(Exercise requirements): In the listing, change "param-key" to "param-name", starting at the line that has "- equals: =: [218, 713, 228, 732]" and stopping after the line that has "- equals: =: [595, 53, 605, 72]". Give back only those lines, with everything else left as it is.

(Records provided):

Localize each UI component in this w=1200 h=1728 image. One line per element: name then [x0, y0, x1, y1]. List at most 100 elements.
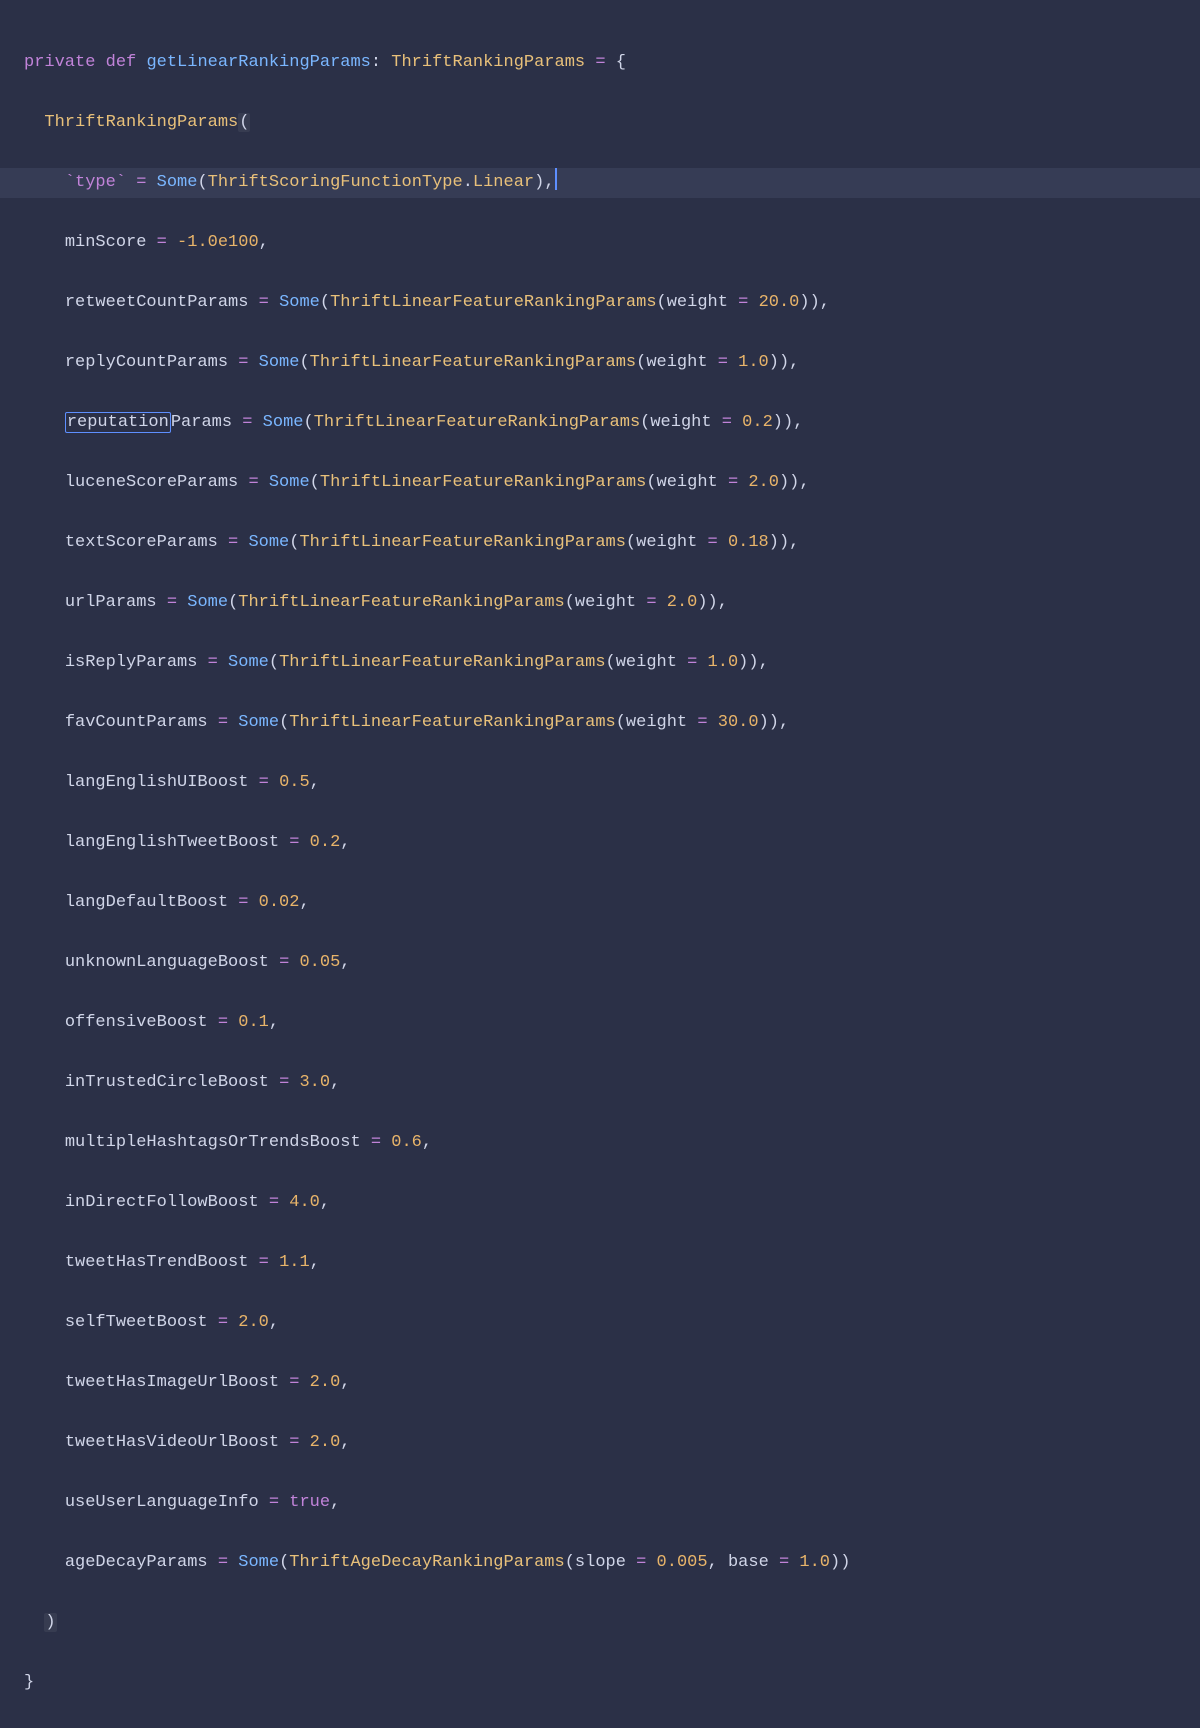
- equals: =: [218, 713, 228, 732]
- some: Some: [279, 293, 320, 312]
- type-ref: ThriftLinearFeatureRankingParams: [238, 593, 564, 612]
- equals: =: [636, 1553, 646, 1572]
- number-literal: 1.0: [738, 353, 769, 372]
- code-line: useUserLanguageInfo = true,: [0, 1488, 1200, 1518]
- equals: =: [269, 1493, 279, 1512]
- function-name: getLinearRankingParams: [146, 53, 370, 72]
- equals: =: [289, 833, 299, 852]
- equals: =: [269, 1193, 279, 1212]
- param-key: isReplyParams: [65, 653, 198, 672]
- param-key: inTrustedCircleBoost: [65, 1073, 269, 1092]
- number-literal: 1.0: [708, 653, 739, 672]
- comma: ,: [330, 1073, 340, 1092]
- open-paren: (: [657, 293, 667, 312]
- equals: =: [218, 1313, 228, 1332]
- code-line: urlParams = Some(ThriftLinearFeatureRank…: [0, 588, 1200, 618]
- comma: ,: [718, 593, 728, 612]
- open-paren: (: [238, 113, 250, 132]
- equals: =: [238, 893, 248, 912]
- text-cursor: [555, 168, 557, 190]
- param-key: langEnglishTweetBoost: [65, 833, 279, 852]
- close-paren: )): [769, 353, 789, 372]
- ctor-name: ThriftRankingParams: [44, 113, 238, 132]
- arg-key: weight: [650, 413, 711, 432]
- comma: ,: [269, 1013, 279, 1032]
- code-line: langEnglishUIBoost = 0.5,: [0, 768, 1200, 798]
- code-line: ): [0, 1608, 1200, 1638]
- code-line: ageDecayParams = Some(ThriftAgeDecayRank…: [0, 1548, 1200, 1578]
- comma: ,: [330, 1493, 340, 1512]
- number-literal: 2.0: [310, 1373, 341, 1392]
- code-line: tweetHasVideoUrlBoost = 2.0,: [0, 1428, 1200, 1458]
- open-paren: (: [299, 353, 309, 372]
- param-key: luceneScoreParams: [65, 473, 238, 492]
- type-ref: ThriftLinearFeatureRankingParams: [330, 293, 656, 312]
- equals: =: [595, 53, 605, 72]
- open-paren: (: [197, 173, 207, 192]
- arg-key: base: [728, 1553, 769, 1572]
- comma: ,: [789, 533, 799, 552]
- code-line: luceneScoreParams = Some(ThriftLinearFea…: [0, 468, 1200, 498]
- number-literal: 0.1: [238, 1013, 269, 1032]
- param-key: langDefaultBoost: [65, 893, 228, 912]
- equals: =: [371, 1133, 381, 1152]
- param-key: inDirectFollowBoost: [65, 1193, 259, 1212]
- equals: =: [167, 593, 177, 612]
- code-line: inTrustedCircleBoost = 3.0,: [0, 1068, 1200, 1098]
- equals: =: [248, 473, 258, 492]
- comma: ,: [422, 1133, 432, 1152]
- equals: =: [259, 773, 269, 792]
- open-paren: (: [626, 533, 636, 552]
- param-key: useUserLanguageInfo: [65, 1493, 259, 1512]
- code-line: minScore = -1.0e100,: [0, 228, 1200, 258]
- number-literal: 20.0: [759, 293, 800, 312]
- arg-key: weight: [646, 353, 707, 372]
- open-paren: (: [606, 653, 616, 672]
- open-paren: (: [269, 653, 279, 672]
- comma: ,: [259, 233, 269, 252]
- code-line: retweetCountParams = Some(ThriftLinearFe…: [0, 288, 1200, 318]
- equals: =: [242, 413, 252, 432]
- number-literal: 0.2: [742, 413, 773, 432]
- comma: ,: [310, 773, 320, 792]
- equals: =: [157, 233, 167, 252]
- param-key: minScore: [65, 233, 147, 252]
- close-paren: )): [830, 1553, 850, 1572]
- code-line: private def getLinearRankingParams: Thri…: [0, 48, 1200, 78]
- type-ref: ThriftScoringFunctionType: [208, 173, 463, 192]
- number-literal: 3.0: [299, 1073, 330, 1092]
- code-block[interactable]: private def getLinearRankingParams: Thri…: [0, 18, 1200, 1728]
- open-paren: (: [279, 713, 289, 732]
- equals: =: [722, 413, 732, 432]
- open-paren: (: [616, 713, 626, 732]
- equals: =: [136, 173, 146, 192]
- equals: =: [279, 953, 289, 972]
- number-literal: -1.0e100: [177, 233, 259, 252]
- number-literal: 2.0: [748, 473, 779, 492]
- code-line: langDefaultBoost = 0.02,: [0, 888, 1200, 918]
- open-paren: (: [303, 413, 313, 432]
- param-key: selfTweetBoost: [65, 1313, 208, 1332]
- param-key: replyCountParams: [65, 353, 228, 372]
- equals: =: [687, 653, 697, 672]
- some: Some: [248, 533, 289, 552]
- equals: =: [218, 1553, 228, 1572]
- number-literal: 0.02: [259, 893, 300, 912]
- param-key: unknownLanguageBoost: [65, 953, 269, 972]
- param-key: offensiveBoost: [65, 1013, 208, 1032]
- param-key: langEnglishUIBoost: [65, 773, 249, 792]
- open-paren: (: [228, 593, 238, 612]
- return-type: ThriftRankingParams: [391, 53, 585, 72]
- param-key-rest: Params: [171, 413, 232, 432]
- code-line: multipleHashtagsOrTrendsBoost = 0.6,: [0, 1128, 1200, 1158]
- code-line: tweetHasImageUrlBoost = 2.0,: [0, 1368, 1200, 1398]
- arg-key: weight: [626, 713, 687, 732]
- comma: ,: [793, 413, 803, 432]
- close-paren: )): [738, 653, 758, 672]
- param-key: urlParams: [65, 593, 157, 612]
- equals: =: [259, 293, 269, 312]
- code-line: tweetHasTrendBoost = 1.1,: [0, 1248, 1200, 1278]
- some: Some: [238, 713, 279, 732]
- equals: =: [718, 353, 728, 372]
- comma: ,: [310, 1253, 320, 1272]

(Solution to the problem):
- equals: =: [218, 713, 228, 732]
- some: Some: [279, 293, 320, 312]
- type-ref: ThriftLinearFeatureRankingParams: [238, 593, 564, 612]
- equals: =: [636, 1553, 646, 1572]
- number-literal: 1.0: [738, 353, 769, 372]
- code-line: useUserLanguageInfo = true,: [0, 1488, 1200, 1518]
- equals: =: [269, 1493, 279, 1512]
- function-name: getLinearRankingParams: [146, 53, 370, 72]
- equals: =: [289, 833, 299, 852]
- equals: =: [269, 1193, 279, 1212]
- param-name: isReplyParams: [65, 653, 198, 672]
- param-name: inTrustedCircleBoost: [65, 1073, 269, 1092]
- number-literal: 1.0: [708, 653, 739, 672]
- comma: ,: [330, 1073, 340, 1092]
- open-paren: (: [657, 293, 667, 312]
- equals: =: [218, 1313, 228, 1332]
- code-line: urlParams = Some(ThriftLinearFeatureRank…: [0, 588, 1200, 618]
- comma: ,: [718, 593, 728, 612]
- open-paren: (: [238, 113, 250, 132]
- equals: =: [238, 893, 248, 912]
- text-cursor: [555, 168, 557, 190]
- param-name: langEnglishTweetBoost: [65, 833, 279, 852]
- close-paren: )): [769, 353, 789, 372]
- ctor-name: ThriftRankingParams: [44, 113, 238, 132]
- arg-key: weight: [650, 413, 711, 432]
- comma: ,: [269, 1013, 279, 1032]
- code-line: langEnglishUIBoost = 0.5,: [0, 768, 1200, 798]
- code-line: ): [0, 1608, 1200, 1638]
- code-line: ageDecayParams = Some(ThriftAgeDecayRank…: [0, 1548, 1200, 1578]
- comma: ,: [330, 1493, 340, 1512]
- number-literal: 2.0: [310, 1373, 341, 1392]
- code-line: tweetHasVideoUrlBoost = 2.0,: [0, 1428, 1200, 1458]
- open-paren: (: [299, 353, 309, 372]
- param-name: luceneScoreParams: [65, 473, 238, 492]
- type-ref: ThriftLinearFeatureRankingParams: [330, 293, 656, 312]
- equals: =: [595, 53, 605, 72]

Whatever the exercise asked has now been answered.